[SHORT TASK]
Repeat the material below exactly, with no pictures.

[DATA SUPPLIED]
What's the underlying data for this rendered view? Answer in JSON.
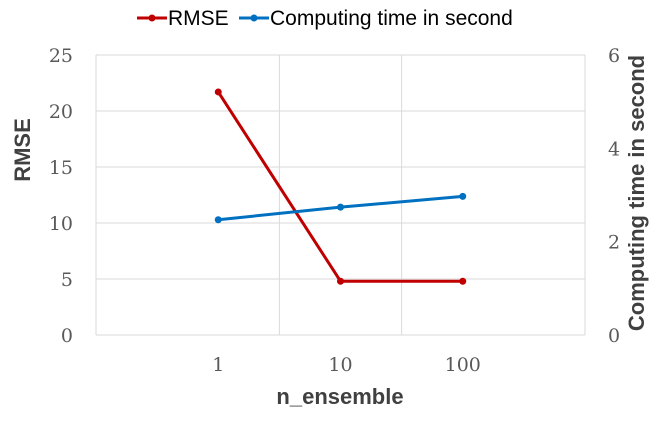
{
  "chart_data": {
    "type": "line",
    "categories": [
      "1",
      "10",
      "100"
    ],
    "xlabel": "n_ensemble",
    "ylabel": "RMSE",
    "y2label": "Computing time in second",
    "ylim": [
      0,
      25
    ],
    "yticks": [
      "0",
      "5",
      "10",
      "15",
      "20",
      "25"
    ],
    "y2lim": [
      0,
      6
    ],
    "y2ticks": [
      "0",
      "2",
      "4",
      "6"
    ],
    "grid": true,
    "legend_position": "top",
    "series": [
      {
        "name": "RMSE",
        "axis": "left",
        "color": "#C00000",
        "values": [
          21.7,
          4.8,
          4.8
        ]
      },
      {
        "name": "Computing time in second",
        "axis": "right",
        "color": "#0070C0",
        "values": [
          2.47,
          2.74,
          2.97
        ]
      }
    ]
  }
}
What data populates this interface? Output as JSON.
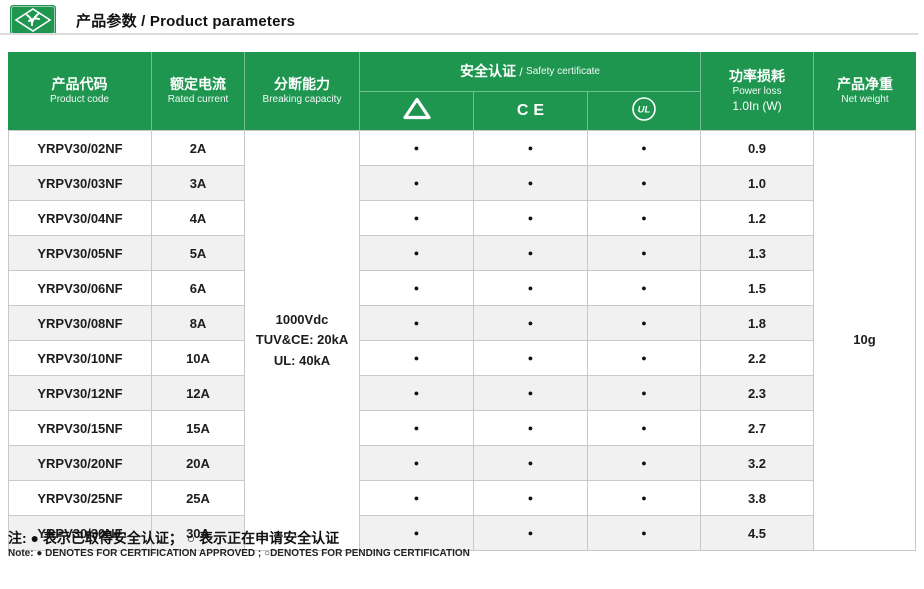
{
  "page": {
    "title": "产品参数 / Product parameters"
  },
  "colors": {
    "header_green": "#1e9650",
    "row_alt": "#f1f1f1",
    "grid_border": "#c9c9c9",
    "logo_green": "#1e9650"
  },
  "table": {
    "headers": {
      "product_code": {
        "zh": "产品代码",
        "en": "Product code"
      },
      "rated_current": {
        "zh": "额定电流",
        "en": "Rated current"
      },
      "breaking_capacity": {
        "zh": "分断能力",
        "en": "Breaking capacity"
      },
      "safety_certificate": {
        "zh": "安全认证",
        "sep": " / ",
        "en": "Safety certificate"
      },
      "power_loss": {
        "zh": "功率损耗",
        "en": "Power loss",
        "sub": "1.0In (W)"
      },
      "net_weight": {
        "zh": "产品净重",
        "en": "Net weight"
      }
    },
    "cert_columns": [
      {
        "icon": "tuv-triangle-icon",
        "label": ""
      },
      {
        "icon": "ce-mark-icon",
        "label": "CE"
      },
      {
        "icon": "ul-mark-icon",
        "label": "UL"
      }
    ],
    "breaking_capacity_value": [
      "1000Vdc",
      "TUV&CE: 20kA",
      "UL: 40kA"
    ],
    "net_weight_value": "10g",
    "approved_symbol": "●",
    "rows": [
      {
        "code": "YRPV30/02NF",
        "current": "2A",
        "tuv": "●",
        "ce": "●",
        "ul": "●",
        "power_loss": "0.9"
      },
      {
        "code": "YRPV30/03NF",
        "current": "3A",
        "tuv": "●",
        "ce": "●",
        "ul": "●",
        "power_loss": "1.0"
      },
      {
        "code": "YRPV30/04NF",
        "current": "4A",
        "tuv": "●",
        "ce": "●",
        "ul": "●",
        "power_loss": "1.2"
      },
      {
        "code": "YRPV30/05NF",
        "current": "5A",
        "tuv": "●",
        "ce": "●",
        "ul": "●",
        "power_loss": "1.3"
      },
      {
        "code": "YRPV30/06NF",
        "current": "6A",
        "tuv": "●",
        "ce": "●",
        "ul": "●",
        "power_loss": "1.5"
      },
      {
        "code": "YRPV30/08NF",
        "current": "8A",
        "tuv": "●",
        "ce": "●",
        "ul": "●",
        "power_loss": "1.8"
      },
      {
        "code": "YRPV30/10NF",
        "current": "10A",
        "tuv": "●",
        "ce": "●",
        "ul": "●",
        "power_loss": "2.2"
      },
      {
        "code": "YRPV30/12NF",
        "current": "12A",
        "tuv": "●",
        "ce": "●",
        "ul": "●",
        "power_loss": "2.3"
      },
      {
        "code": "YRPV30/15NF",
        "current": "15A",
        "tuv": "●",
        "ce": "●",
        "ul": "●",
        "power_loss": "2.7"
      },
      {
        "code": "YRPV30/20NF",
        "current": "20A",
        "tuv": "●",
        "ce": "●",
        "ul": "●",
        "power_loss": "3.2"
      },
      {
        "code": "YRPV30/25NF",
        "current": "25A",
        "tuv": "●",
        "ce": "●",
        "ul": "●",
        "power_loss": "3.8"
      },
      {
        "code": "YRPV30/30NF",
        "current": "30A",
        "tuv": "●",
        "ce": "●",
        "ul": "●",
        "power_loss": "4.5"
      }
    ]
  },
  "note": {
    "zh": "注: ● 表示已取得安全认证； ○ 表示正在申请安全认证",
    "en": "Note: ● DENOTES FOR CERTIFICATION APPROVED ; ○DENOTES FOR PENDING CERTIFICATION"
  }
}
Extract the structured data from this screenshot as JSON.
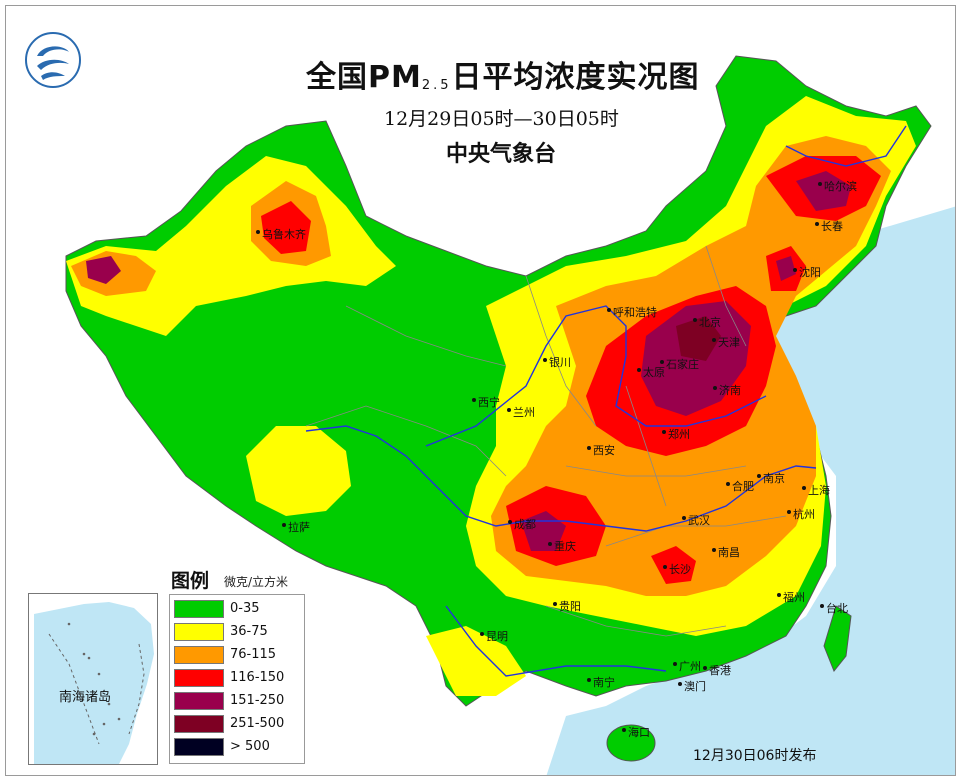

[RESULT FOR THIS EXERCISE]
What's the underlying data for this rendered view? Answer in JSON.
{
  "chart_data": {
    "type": "line",
    "categories": [
      "1",
      "10",
      "100"
    ],
    "xlabel": "n_ensemble",
    "ylabel": "RMSE",
    "y2label": "Computing time in second",
    "ylim": [
      0,
      25
    ],
    "yticks": [
      "0",
      "5",
      "10",
      "15",
      "20",
      "25"
    ],
    "y2lim": [
      0,
      6
    ],
    "y2ticks": [
      "0",
      "2",
      "4",
      "6"
    ],
    "grid": true,
    "legend_position": "top",
    "series": [
      {
        "name": "RMSE",
        "axis": "left",
        "color": "#C00000",
        "values": [
          21.7,
          4.8,
          4.8
        ]
      },
      {
        "name": "Computing time in second",
        "axis": "right",
        "color": "#0070C0",
        "values": [
          2.47,
          2.74,
          2.97
        ]
      }
    ]
  }
}
What data populates this interface? Output as JSON.
{
  "page": {
    "title": "产品参数 / Product parameters"
  },
  "colors": {
    "header_green": "#1e9650",
    "row_alt": "#f1f1f1",
    "grid_border": "#c9c9c9",
    "logo_green": "#1e9650"
  },
  "table": {
    "headers": {
      "product_code": {
        "zh": "产品代码",
        "en": "Product code"
      },
      "rated_current": {
        "zh": "额定电流",
        "en": "Rated current"
      },
      "breaking_capacity": {
        "zh": "分断能力",
        "en": "Breaking capacity"
      },
      "safety_certificate": {
        "zh": "安全认证",
        "sep": " / ",
        "en": "Safety certificate"
      },
      "power_loss": {
        "zh": "功率损耗",
        "en": "Power loss",
        "sub": "1.0In (W)"
      },
      "net_weight": {
        "zh": "产品净重",
        "en": "Net weight"
      }
    },
    "cert_columns": [
      {
        "icon": "tuv-triangle-icon",
        "label": ""
      },
      {
        "icon": "ce-mark-icon",
        "label": "CE"
      },
      {
        "icon": "ul-mark-icon",
        "label": "UL"
      }
    ],
    "breaking_capacity_value": [
      "1000Vdc",
      "TUV&CE: 20kA",
      "UL: 40kA"
    ],
    "net_weight_value": "10g",
    "approved_symbol": "●",
    "rows": [
      {
        "code": "YRPV30/02NF",
        "current": "2A",
        "tuv": "●",
        "ce": "●",
        "ul": "●",
        "power_loss": "0.9"
      },
      {
        "code": "YRPV30/03NF",
        "current": "3A",
        "tuv": "●",
        "ce": "●",
        "ul": "●",
        "power_loss": "1.0"
      },
      {
        "code": "YRPV30/04NF",
        "current": "4A",
        "tuv": "●",
        "ce": "●",
        "ul": "●",
        "power_loss": "1.2"
      },
      {
        "code": "YRPV30/05NF",
        "current": "5A",
        "tuv": "●",
        "ce": "●",
        "ul": "●",
        "power_loss": "1.3"
      },
      {
        "code": "YRPV30/06NF",
        "current": "6A",
        "tuv": "●",
        "ce": "●",
        "ul": "●",
        "power_loss": "1.5"
      },
      {
        "code": "YRPV30/08NF",
        "current": "8A",
        "tuv": "●",
        "ce": "●",
        "ul": "●",
        "power_loss": "1.8"
      },
      {
        "code": "YRPV30/10NF",
        "current": "10A",
        "tuv": "●",
        "ce": "●",
        "ul": "●",
        "power_loss": "2.2"
      },
      {
        "code": "YRPV30/12NF",
        "current": "12A",
        "tuv": "●",
        "ce": "●",
        "ul": "●",
        "power_loss": "2.3"
      },
      {
        "code": "YRPV30/15NF",
        "current": "15A",
        "tuv": "●",
        "ce": "●",
        "ul": "●",
        "power_loss": "2.7"
      },
      {
        "code": "YRPV30/20NF",
        "current": "20A",
        "tuv": "●",
        "ce": "●",
        "ul": "●",
        "power_loss": "3.2"
      },
      {
        "code": "YRPV30/25NF",
        "current": "25A",
        "tuv": "●",
        "ce": "●",
        "ul": "●",
        "power_loss": "3.8"
      },
      {
        "code": "YRPV30/30NF",
        "current": "30A",
        "tuv": "●",
        "ce": "●",
        "ul": "●",
        "power_loss": "4.5"
      }
    ]
  },
  "note": {
    "zh": "注: ● 表示已取得安全认证； ○ 表示正在申请安全认证",
    "en": "Note: ● DENOTES FOR CERTIFICATION APPROVED ; ○DENOTES FOR PENDING CERTIFICATION"
  }
}
Extract the structured data from this screenshot as JSON.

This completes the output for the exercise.